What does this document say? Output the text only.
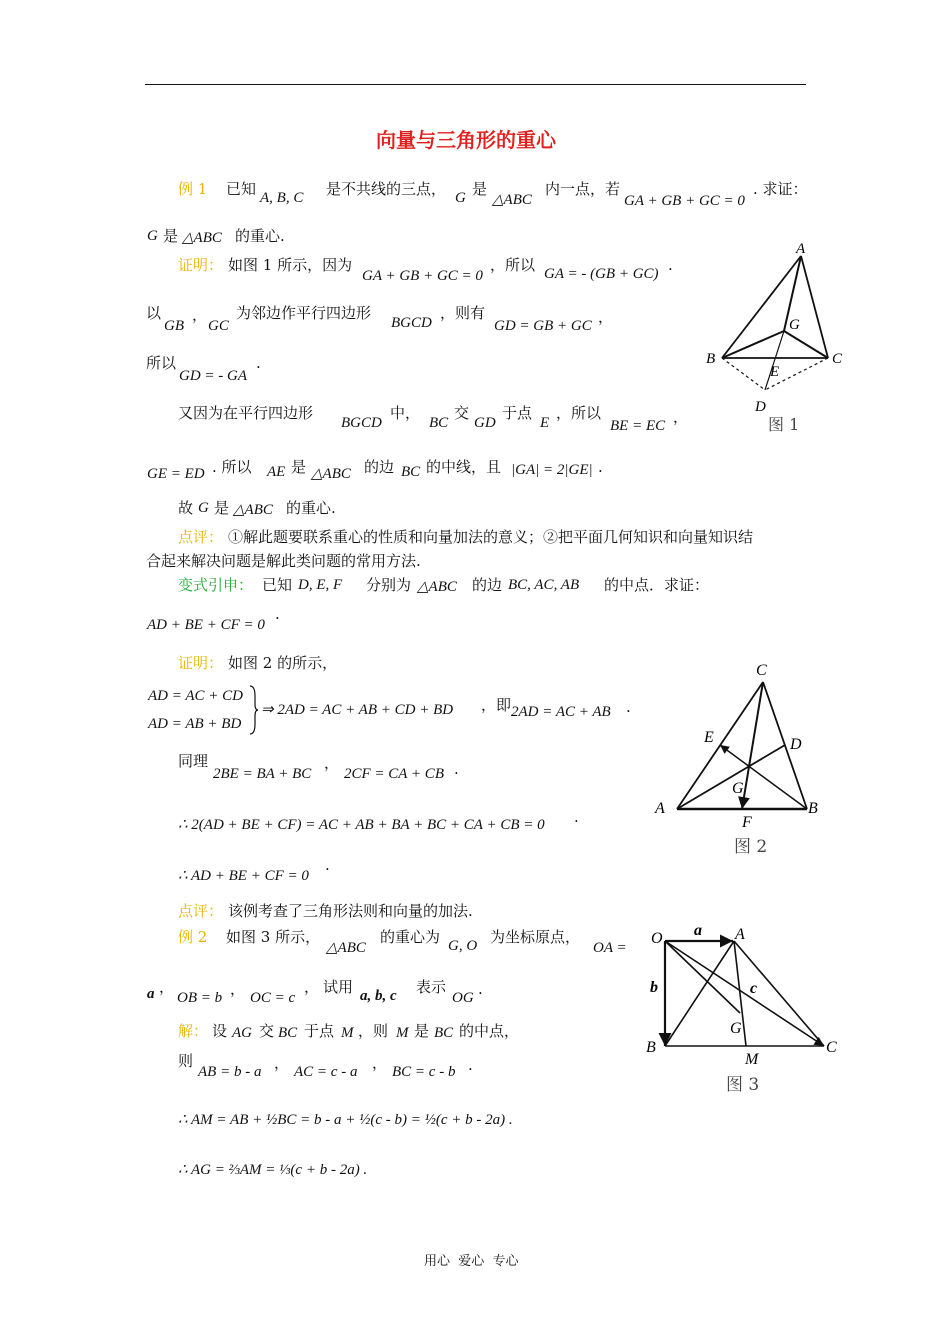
向量与三角形的重心
例 1 已知 A, B, C 是不共线的三点， G 是
△ABC
内一点，若
GA + GB + GC = 0
. 求证：
G 是 △ABC 的重心.
证明： 如图 1 所示，因为
GA + GB + GC = 0
，所以 GA = - (GB + GC) .
以
GB
，
GC
为邻边作平行四边形
BGCD
，则有
GD = GB + GC ，
所以
GD = - GA
.
又因为在平行四边形
BGCD
中，
BC
交
GD
于点
E
，所以
BE = EC ，
GE = ED . 所以 AE 是 △ABC 的边 BC 的中线，且 |GA| = 2|GE| .
故 G 是 △ABC 的重心.
点评： ①解此题要联系重心的性质和向量加法的意义；②把平面几何知识和向量知识结
合起来解决问题是解此类问题的常用方法.
变式引申： 已知 D, E, F 分别为 △ABC 的边 BC, AC, AB 的中点．求证：
AD + BE + CF = 0
.
证明： 如图 2 的所示，
AD = AC + CD
AD = AB + BD
⇒ 2AD = AC + AB + CD + BD ，即 2AD = AC + AB .
同理
2BE = BA + BC
，
2CF = CA + CB .
∴ 2(AD + BE + CF) = AC + AB + BA + BC + CA + CB = 0 .
∴ AD + BE + CF = 0
.
点评： 该例考查了三角形法则和向量的加法.
例 2 如图 3 所示，
△ABC
的重心为 G, O 为坐标原点，
OA =
a ，
OB = b ， OC = c
， 试用 a, b, c 表示
OG .
解： 设 AG 交 BC 于点 M ，则 M 是 BC 的中点，
则
AB = b - a ， AC = c - a ， BC = c - b .
∴ AM = AB + ½BC = b - a + ½(c - b) = ½(c + b - 2a) .
∴ AG = ⅔AM = ⅓(c + b - 2a) .
A
B	C
G
E
D
图 1
C
A	B
E	D
G
F
图 2
O	A
B	C
G
M
a
b	c
图 3
用心  爱心  专心
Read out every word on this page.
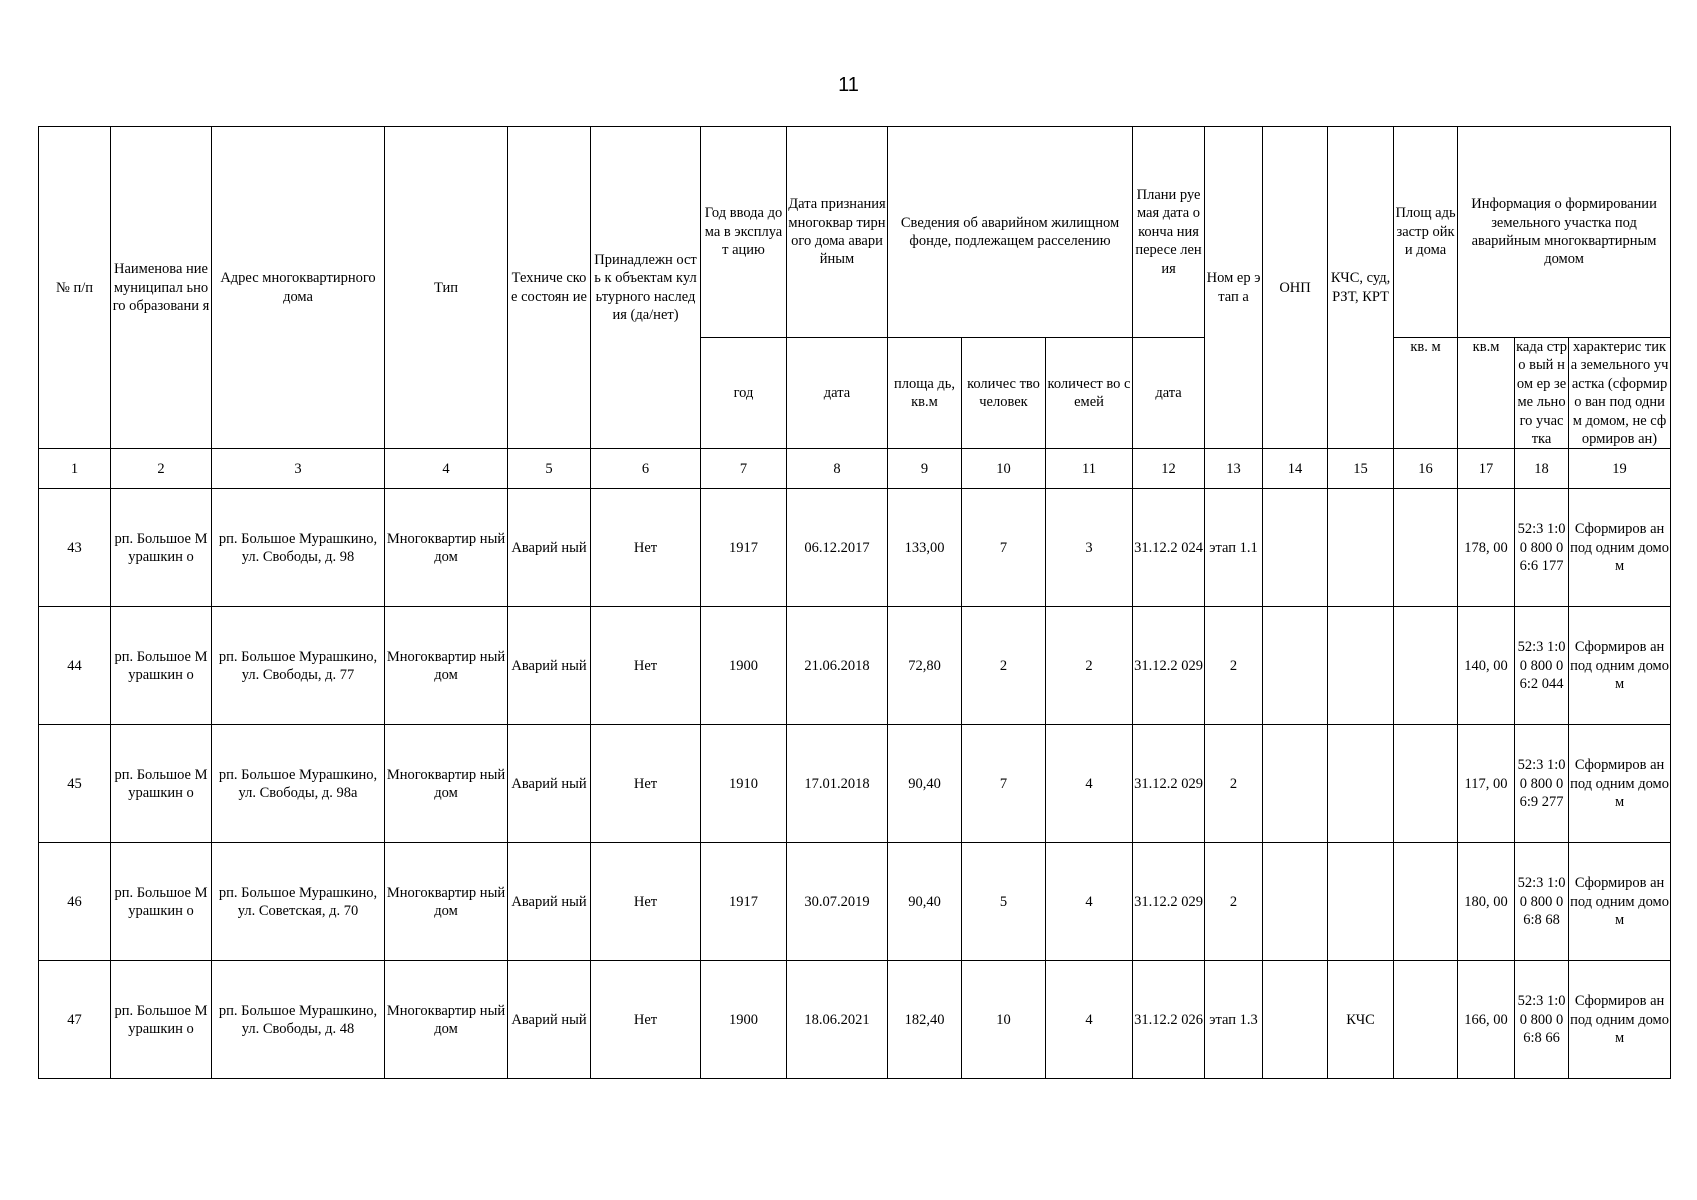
11
№ п/п	Наименова ние муниципал ьного образовани я	Адрес многоквартирного дома	Тип	Техниче ское состоян ие	Принадлежн ость к объектам культурного наследия (да/нет)	Год ввода дома в эксплуат ацию	Дата признания многоквар тирного дома аварийным	Сведения об аварийном жилищном фонде, подлежащем расселению			Плани руемая дата оконча ния пересе ления	Ном ер этап а	ОНП	КЧС, суд, РЗТ, КРТ	Площ адь застр ойки дома	Информация о формировании земельного участка под аварийным многоквартирным домом		
						год	дата	площа дь, кв.м	количес тво человек	количест во семей	дата				кв. м	кв.м	када стро вый ном ер земе льно го учас тка	характерис тика земельного участка (сформиро ван под одним домом, не сформиров ан)
1	2	3	4	5	6	7	8	9	10	11	12	13	14	15	16	17	18	19
43	рп. Большое Мурашкин о	рп. Большое Мурашкино, ул. Свободы, д. 98	Многоквартир ный дом	Аварий ный	Нет	1917	06.12.2017	133,00	7	3	31.12.2 024	этап 1.1				178, 00	52:3 1:00 800 06:6 177	Сформиров ан под одним домом
44	рп. Большое Мурашкин о	рп. Большое Мурашкино, ул. Свободы, д. 77	Многоквартир ный дом	Аварий ный	Нет	1900	21.06.2018	72,80	2	2	31.12.2 029	2				140, 00	52:3 1:00 800 06:2 044	Сформиров ан под одним домом
45	рп. Большое Мурашкин о	рп. Большое Мурашкино, ул. Свободы, д. 98а	Многоквартир ный дом	Аварий ный	Нет	1910	17.01.2018	90,40	7	4	31.12.2 029	2				117, 00	52:3 1:00 800 06:9 277	Сформиров ан под одним домом
46	рп. Большое Мурашкин о	рп. Большое Мурашкино, ул. Советская, д. 70	Многоквартир ный дом	Аварий ный	Нет	1917	30.07.2019	90,40	5	4	31.12.2 029	2				180, 00	52:3 1:00 800 06:8 68	Сформиров ан под одним домом
47	рп. Большое Мурашкин о	рп. Большое Мурашкино, ул. Свободы, д. 48	Многоквартир ный дом	Аварий ный	Нет	1900	18.06.2021	182,40	10	4	31.12.2 026	этап 1.3		КЧС		166, 00	52:3 1:00 800 06:8 66	Сформиров ан под одним домом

########################################

WORK INSTRUCTIONS ▸
Without the pictures, restate all of the entries above verbatim.

SOLUTION ▸
What does this document say? Output the text only.
向量与三角形的重心
例 1 已知 A, B, C 是不共线的三点， G 是
△ABC
内一点，若
GA + GB + GC = 0
. 求证：
G 是 △ABC 的重心.
证明： 如图 1 所示，因为
GA + GB + GC = 0
，所以 GA = - (GB + GC) .
以
GB
，
GC
为邻边作平行四边形
BGCD
，则有
GD = GB + GC ，
所以
GD = - GA
.
又因为在平行四边形
BGCD
中，
BC
交
GD
于点
E
，所以
BE = EC ，
GE = ED . 所以 AE 是 △ABC 的边 BC 的中线，且 |GA| = 2|GE| .
故 G 是 △ABC 的重心.
点评： ①解此题要联系重心的性质和向量加法的意义；②把平面几何知识和向量知识结
合起来解决问题是解此类问题的常用方法.
变式引申： 已知 D, E, F 分别为 △ABC 的边 BC, AC, AB 的中点．求证：
AD + BE + CF = 0
.
证明： 如图 2 的所示，
AD = AC + CD
AD = AB + BD
⇒ 2AD = AC + AB + CD + BD ，即 2AD = AC + AB .
同理
2BE = BA + BC
，
2CF = CA + CB .
∴ 2(AD + BE + CF) = AC + AB + BA + BC + CA + CB = 0 .
∴ AD + BE + CF = 0
.
点评： 该例考查了三角形法则和向量的加法.
例 2 如图 3 所示，
△ABC
的重心为 G, O 为坐标原点，
OA =
a ，
OB = b ， OC = c
， 试用 a, b, c 表示
OG .
解： 设 AG 交 BC 于点 M ，则 M 是 BC 的中点，
则
AB = b - a ， AC = c - a ， BC = c - b .
∴ AM = AB + ½BC = b - a + ½(c - b) = ½(c + b - 2a) .
∴ AG = ⅔AM = ⅓(c + b - 2a) .
A
B	C
G
E
D
图 1
C
A	B
E	D
G
F
图 2
O	A
B	C
G
M
a
b	c
图 3
用心  爱心  专心
Read out every word on this page.
11
№ п/п	Наименова ние муниципал ьного образовани я	Адрес многоквартирного дома	Тип	Техниче ское состоян ие	Принадлежн ость к объектам культурного наследия (да/нет)	Год ввода дома в эксплуат ацию	Дата признания многоквар тирного дома аварийным	Сведения об аварийном жилищном фонде, подлежащем расселению			Плани руемая дата оконча ния пересе ления	Ном ер этап а	ОНП	КЧС, суд, РЗТ, КРТ	Площ адь застр ойки дома	Информация о формировании земельного участка под аварийным многоквартирным домом		
						год	дата	площа дь, кв.м	количес тво человек	количест во семей	дата				кв. м	кв.м	када стро вый ном ер земе льно го учас тка	характерис тика земельного участка (сформиро ван под одним домом, не сформиров ан)
1	2	3	4	5	6	7	8	9	10	11	12	13	14	15	16	17	18	19
43	рп. Большое Мурашкин о	рп. Большое Мурашкино, ул. Свободы, д. 98	Многоквартир ный дом	Аварий ный	Нет	1917	06.12.2017	133,00	7	3	31.12.2 024	этап 1.1				178, 00	52:3 1:00 800 06:6 177	Сформиров ан под одним домом
44	рп. Большое Мурашкин о	рп. Большое Мурашкино, ул. Свободы, д. 77	Многоквартир ный дом	Аварий ный	Нет	1900	21.06.2018	72,80	2	2	31.12.2 029	2				140, 00	52:3 1:00 800 06:2 044	Сформиров ан под одним домом
45	рп. Большое Мурашкин о	рп. Большое Мурашкино, ул. Свободы, д. 98а	Многоквартир ный дом	Аварий ный	Нет	1910	17.01.2018	90,40	7	4	31.12.2 029	2				117, 00	52:3 1:00 800 06:9 277	Сформиров ан под одним домом
46	рп. Большое Мурашкин о	рп. Большое Мурашкино, ул. Советская, д. 70	Многоквартир ный дом	Аварий ный	Нет	1917	30.07.2019	90,40	5	4	31.12.2 029	2				180, 00	52:3 1:00 800 06:8 68	Сформиров ан под одним домом
47	рп. Большое Мурашкин о	рп. Большое Мурашкино, ул. Свободы, д. 48	Многоквартир ный дом	Аварий ный	Нет	1900	18.06.2021	182,40	10	4	31.12.2 026	этап 1.3		КЧС		166, 00	52:3 1:00 800 06:8 66	Сформиров ан под одним домом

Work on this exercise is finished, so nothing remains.